In the records below, find each line with the word "Source" and copy it.

======== INPUT ROWS

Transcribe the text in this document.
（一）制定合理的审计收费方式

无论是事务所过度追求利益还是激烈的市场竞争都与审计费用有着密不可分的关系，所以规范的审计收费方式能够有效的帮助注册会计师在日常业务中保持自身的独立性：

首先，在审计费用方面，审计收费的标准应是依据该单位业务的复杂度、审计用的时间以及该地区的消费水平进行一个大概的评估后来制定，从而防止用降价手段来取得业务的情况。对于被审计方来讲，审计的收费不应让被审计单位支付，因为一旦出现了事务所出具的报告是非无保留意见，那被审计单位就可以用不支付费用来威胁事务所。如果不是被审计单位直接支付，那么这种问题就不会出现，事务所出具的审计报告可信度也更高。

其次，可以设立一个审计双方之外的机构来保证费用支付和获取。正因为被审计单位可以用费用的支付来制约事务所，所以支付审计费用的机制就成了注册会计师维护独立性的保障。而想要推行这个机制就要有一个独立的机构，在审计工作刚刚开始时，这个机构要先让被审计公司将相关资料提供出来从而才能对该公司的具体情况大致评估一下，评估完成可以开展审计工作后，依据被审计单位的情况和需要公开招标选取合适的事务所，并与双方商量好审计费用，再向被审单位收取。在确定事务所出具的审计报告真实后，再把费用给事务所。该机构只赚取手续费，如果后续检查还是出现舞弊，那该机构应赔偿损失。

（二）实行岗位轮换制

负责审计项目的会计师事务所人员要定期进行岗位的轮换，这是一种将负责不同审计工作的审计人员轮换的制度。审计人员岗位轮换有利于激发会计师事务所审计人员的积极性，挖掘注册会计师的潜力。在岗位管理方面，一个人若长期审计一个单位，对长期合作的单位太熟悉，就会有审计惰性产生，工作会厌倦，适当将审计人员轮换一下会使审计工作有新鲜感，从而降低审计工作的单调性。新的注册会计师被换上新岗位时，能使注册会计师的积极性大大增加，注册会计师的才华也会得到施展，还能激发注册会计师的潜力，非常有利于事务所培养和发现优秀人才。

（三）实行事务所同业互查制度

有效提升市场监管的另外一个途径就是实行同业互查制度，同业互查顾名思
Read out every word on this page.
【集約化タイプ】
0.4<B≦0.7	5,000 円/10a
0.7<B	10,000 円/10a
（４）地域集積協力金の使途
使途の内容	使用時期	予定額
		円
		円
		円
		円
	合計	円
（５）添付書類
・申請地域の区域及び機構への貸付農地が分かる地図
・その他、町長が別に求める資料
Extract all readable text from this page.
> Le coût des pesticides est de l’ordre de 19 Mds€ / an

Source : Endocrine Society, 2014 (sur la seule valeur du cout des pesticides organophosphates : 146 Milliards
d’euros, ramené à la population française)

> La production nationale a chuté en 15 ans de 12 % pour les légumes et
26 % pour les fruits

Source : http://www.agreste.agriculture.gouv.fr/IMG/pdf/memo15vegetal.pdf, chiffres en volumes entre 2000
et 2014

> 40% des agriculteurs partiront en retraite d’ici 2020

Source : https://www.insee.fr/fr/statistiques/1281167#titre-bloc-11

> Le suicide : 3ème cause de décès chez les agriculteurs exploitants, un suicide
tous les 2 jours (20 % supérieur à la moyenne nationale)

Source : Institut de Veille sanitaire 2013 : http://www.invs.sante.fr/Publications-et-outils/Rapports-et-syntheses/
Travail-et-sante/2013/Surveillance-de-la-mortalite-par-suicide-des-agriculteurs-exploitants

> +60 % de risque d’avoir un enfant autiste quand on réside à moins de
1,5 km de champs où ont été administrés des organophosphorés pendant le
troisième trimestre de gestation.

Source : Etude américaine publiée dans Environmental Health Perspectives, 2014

================

_WRITTEN RESPONSE_
Source : Endocrine Society, 2014 (sur la seule valeur du cout des pesticides organophosphates : 146 Milliards
Source : http://www.agreste.agriculture.gouv.fr/IMG/pdf/memo15vegetal.pdf, chiffres en volumes entre 2000
Source : https://www.insee.fr/fr/statistiques/1281167#titre-bloc-11
Source : Institut de Veille sanitaire 2013 : http://www.invs.sante.fr/Publications-et-outils/Rapports-et-syntheses/
Source : Etude américaine publiée dans Environmental Health Perspectives, 2014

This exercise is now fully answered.